■ **Goal**: Skip the images and copy each record exactly as written.

start Input records

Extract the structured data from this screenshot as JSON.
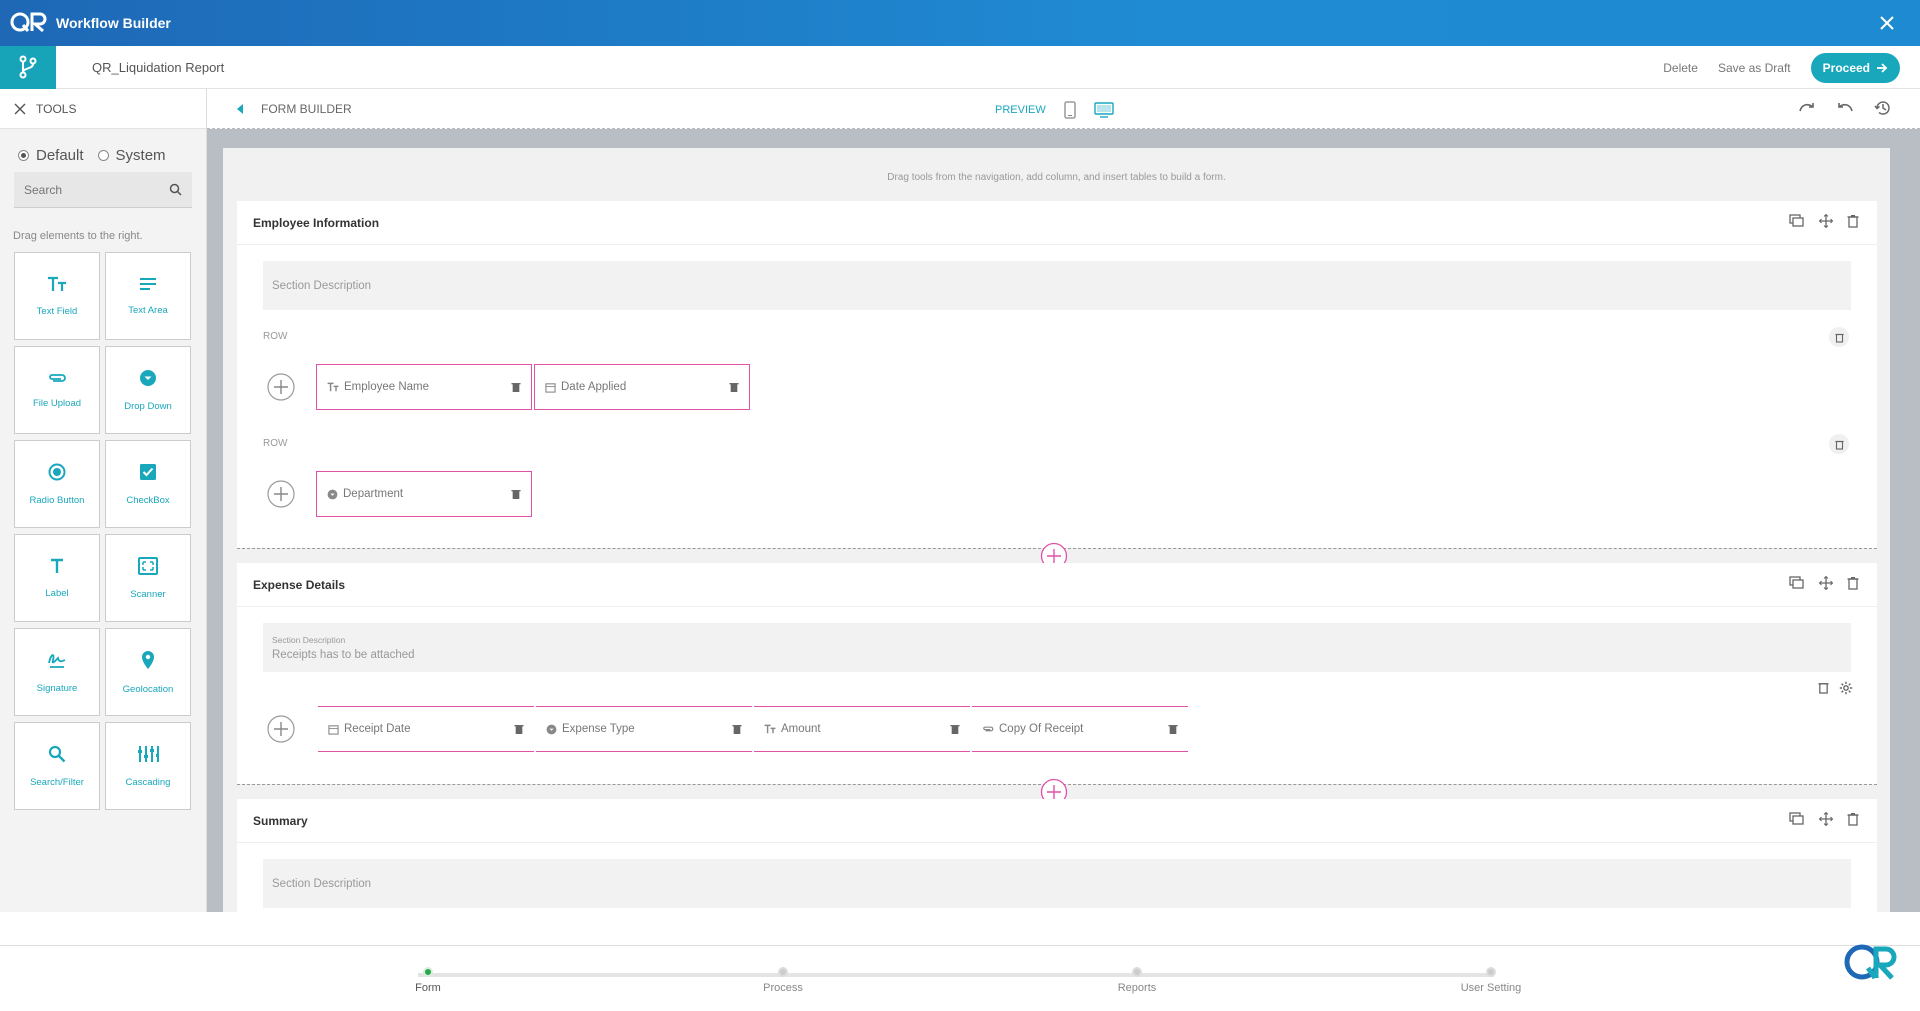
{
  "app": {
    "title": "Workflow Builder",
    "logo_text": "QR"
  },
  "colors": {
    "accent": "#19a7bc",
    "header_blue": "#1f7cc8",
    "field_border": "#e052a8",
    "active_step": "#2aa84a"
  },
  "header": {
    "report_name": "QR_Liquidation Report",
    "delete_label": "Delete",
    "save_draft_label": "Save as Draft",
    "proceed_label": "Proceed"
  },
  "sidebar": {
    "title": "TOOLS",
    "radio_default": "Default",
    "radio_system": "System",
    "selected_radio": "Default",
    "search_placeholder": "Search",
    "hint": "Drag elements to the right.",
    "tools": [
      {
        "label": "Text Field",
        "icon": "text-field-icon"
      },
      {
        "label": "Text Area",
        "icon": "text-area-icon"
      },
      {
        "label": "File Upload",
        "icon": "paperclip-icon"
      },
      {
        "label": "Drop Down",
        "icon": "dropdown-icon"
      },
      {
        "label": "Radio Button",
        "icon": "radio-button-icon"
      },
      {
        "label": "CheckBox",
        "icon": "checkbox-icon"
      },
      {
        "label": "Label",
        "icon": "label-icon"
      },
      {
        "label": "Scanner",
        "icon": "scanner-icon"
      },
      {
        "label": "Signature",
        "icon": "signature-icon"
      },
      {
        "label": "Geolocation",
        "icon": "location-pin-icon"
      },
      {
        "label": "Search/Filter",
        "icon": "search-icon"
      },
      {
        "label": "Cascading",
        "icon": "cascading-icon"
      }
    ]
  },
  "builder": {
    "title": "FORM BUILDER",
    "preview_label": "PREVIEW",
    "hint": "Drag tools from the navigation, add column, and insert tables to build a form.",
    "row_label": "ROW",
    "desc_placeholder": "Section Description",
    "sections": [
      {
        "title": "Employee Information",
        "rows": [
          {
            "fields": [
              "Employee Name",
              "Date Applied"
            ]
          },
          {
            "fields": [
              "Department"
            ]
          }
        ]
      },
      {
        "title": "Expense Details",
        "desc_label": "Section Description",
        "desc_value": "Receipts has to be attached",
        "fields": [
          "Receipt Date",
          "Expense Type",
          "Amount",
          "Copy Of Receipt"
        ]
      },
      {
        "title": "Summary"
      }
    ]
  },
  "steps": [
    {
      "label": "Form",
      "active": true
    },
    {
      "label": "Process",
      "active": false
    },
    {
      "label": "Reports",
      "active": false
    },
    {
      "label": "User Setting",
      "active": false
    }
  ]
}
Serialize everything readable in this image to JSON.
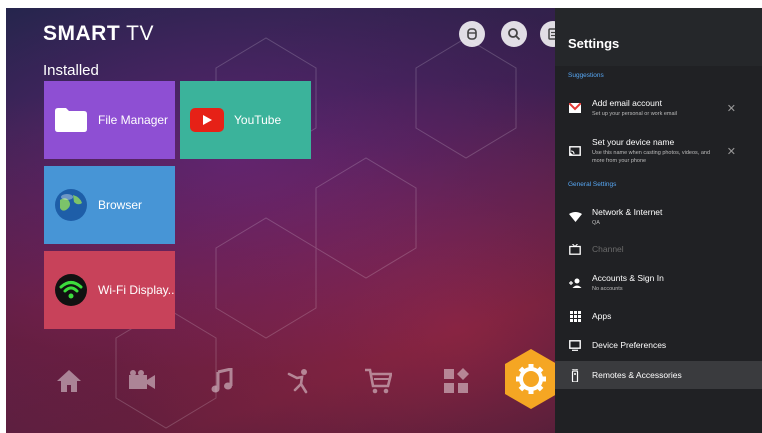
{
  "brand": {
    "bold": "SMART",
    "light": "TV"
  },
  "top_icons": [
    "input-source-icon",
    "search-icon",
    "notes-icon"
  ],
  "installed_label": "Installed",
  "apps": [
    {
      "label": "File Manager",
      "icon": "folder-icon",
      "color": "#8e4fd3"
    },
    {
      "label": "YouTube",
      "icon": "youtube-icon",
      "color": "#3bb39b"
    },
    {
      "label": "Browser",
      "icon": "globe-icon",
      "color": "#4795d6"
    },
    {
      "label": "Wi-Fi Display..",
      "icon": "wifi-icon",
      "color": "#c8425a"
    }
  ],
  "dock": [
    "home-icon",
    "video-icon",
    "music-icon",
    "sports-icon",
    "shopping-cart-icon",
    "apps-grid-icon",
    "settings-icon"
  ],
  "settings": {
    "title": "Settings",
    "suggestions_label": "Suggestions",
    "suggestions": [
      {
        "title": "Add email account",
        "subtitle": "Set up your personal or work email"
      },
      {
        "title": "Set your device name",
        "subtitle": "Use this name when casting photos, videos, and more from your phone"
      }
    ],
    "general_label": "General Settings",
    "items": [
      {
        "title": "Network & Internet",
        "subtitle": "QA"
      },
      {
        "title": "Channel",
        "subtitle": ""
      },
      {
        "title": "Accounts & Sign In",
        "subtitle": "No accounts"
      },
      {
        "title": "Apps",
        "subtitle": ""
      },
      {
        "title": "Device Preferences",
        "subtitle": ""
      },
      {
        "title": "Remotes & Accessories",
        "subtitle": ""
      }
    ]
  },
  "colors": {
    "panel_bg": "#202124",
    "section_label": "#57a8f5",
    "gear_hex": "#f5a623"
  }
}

end Input records

■ **Worked solution**:
Extract the structured data from this screenshot as JSON.
{
  "app": {
    "title": "Workflow Builder",
    "logo_text": "QR"
  },
  "colors": {
    "accent": "#19a7bc",
    "header_blue": "#1f7cc8",
    "field_border": "#e052a8",
    "active_step": "#2aa84a"
  },
  "header": {
    "report_name": "QR_Liquidation Report",
    "delete_label": "Delete",
    "save_draft_label": "Save as Draft",
    "proceed_label": "Proceed"
  },
  "sidebar": {
    "title": "TOOLS",
    "radio_default": "Default",
    "radio_system": "System",
    "selected_radio": "Default",
    "search_placeholder": "Search",
    "hint": "Drag elements to the right.",
    "tools": [
      {
        "label": "Text Field",
        "icon": "text-field-icon"
      },
      {
        "label": "Text Area",
        "icon": "text-area-icon"
      },
      {
        "label": "File Upload",
        "icon": "paperclip-icon"
      },
      {
        "label": "Drop Down",
        "icon": "dropdown-icon"
      },
      {
        "label": "Radio Button",
        "icon": "radio-button-icon"
      },
      {
        "label": "CheckBox",
        "icon": "checkbox-icon"
      },
      {
        "label": "Label",
        "icon": "label-icon"
      },
      {
        "label": "Scanner",
        "icon": "scanner-icon"
      },
      {
        "label": "Signature",
        "icon": "signature-icon"
      },
      {
        "label": "Geolocation",
        "icon": "location-pin-icon"
      },
      {
        "label": "Search/Filter",
        "icon": "search-icon"
      },
      {
        "label": "Cascading",
        "icon": "cascading-icon"
      }
    ]
  },
  "builder": {
    "title": "FORM BUILDER",
    "preview_label": "PREVIEW",
    "hint": "Drag tools from the navigation, add column, and insert tables to build a form.",
    "row_label": "ROW",
    "desc_placeholder": "Section Description",
    "sections": [
      {
        "title": "Employee Information",
        "rows": [
          {
            "fields": [
              "Employee Name",
              "Date Applied"
            ]
          },
          {
            "fields": [
              "Department"
            ]
          }
        ]
      },
      {
        "title": "Expense Details",
        "desc_label": "Section Description",
        "desc_value": "Receipts has to be attached",
        "fields": [
          "Receipt Date",
          "Expense Type",
          "Amount",
          "Copy Of Receipt"
        ]
      },
      {
        "title": "Summary"
      }
    ]
  },
  "steps": [
    {
      "label": "Form",
      "active": true
    },
    {
      "label": "Process",
      "active": false
    },
    {
      "label": "Reports",
      "active": false
    },
    {
      "label": "User Setting",
      "active": false
    }
  ]
}
Serialize everything readable in this image to JSON.
{
  "brand": {
    "bold": "SMART",
    "light": "TV"
  },
  "top_icons": [
    "input-source-icon",
    "search-icon",
    "notes-icon"
  ],
  "installed_label": "Installed",
  "apps": [
    {
      "label": "File Manager",
      "icon": "folder-icon",
      "color": "#8e4fd3"
    },
    {
      "label": "YouTube",
      "icon": "youtube-icon",
      "color": "#3bb39b"
    },
    {
      "label": "Browser",
      "icon": "globe-icon",
      "color": "#4795d6"
    },
    {
      "label": "Wi-Fi Display..",
      "icon": "wifi-icon",
      "color": "#c8425a"
    }
  ],
  "dock": [
    "home-icon",
    "video-icon",
    "music-icon",
    "sports-icon",
    "shopping-cart-icon",
    "apps-grid-icon",
    "settings-icon"
  ],
  "settings": {
    "title": "Settings",
    "suggestions_label": "Suggestions",
    "suggestions": [
      {
        "title": "Add email account",
        "subtitle": "Set up your personal or work email"
      },
      {
        "title": "Set your device name",
        "subtitle": "Use this name when casting photos, videos, and more from your phone"
      }
    ],
    "general_label": "General Settings",
    "items": [
      {
        "title": "Network & Internet",
        "subtitle": "QA"
      },
      {
        "title": "Channel",
        "subtitle": ""
      },
      {
        "title": "Accounts & Sign In",
        "subtitle": "No accounts"
      },
      {
        "title": "Apps",
        "subtitle": ""
      },
      {
        "title": "Device Preferences",
        "subtitle": ""
      },
      {
        "title": "Remotes & Accessories",
        "subtitle": ""
      }
    ]
  },
  "colors": {
    "panel_bg": "#202124",
    "section_label": "#57a8f5",
    "gear_hex": "#f5a623"
  }
}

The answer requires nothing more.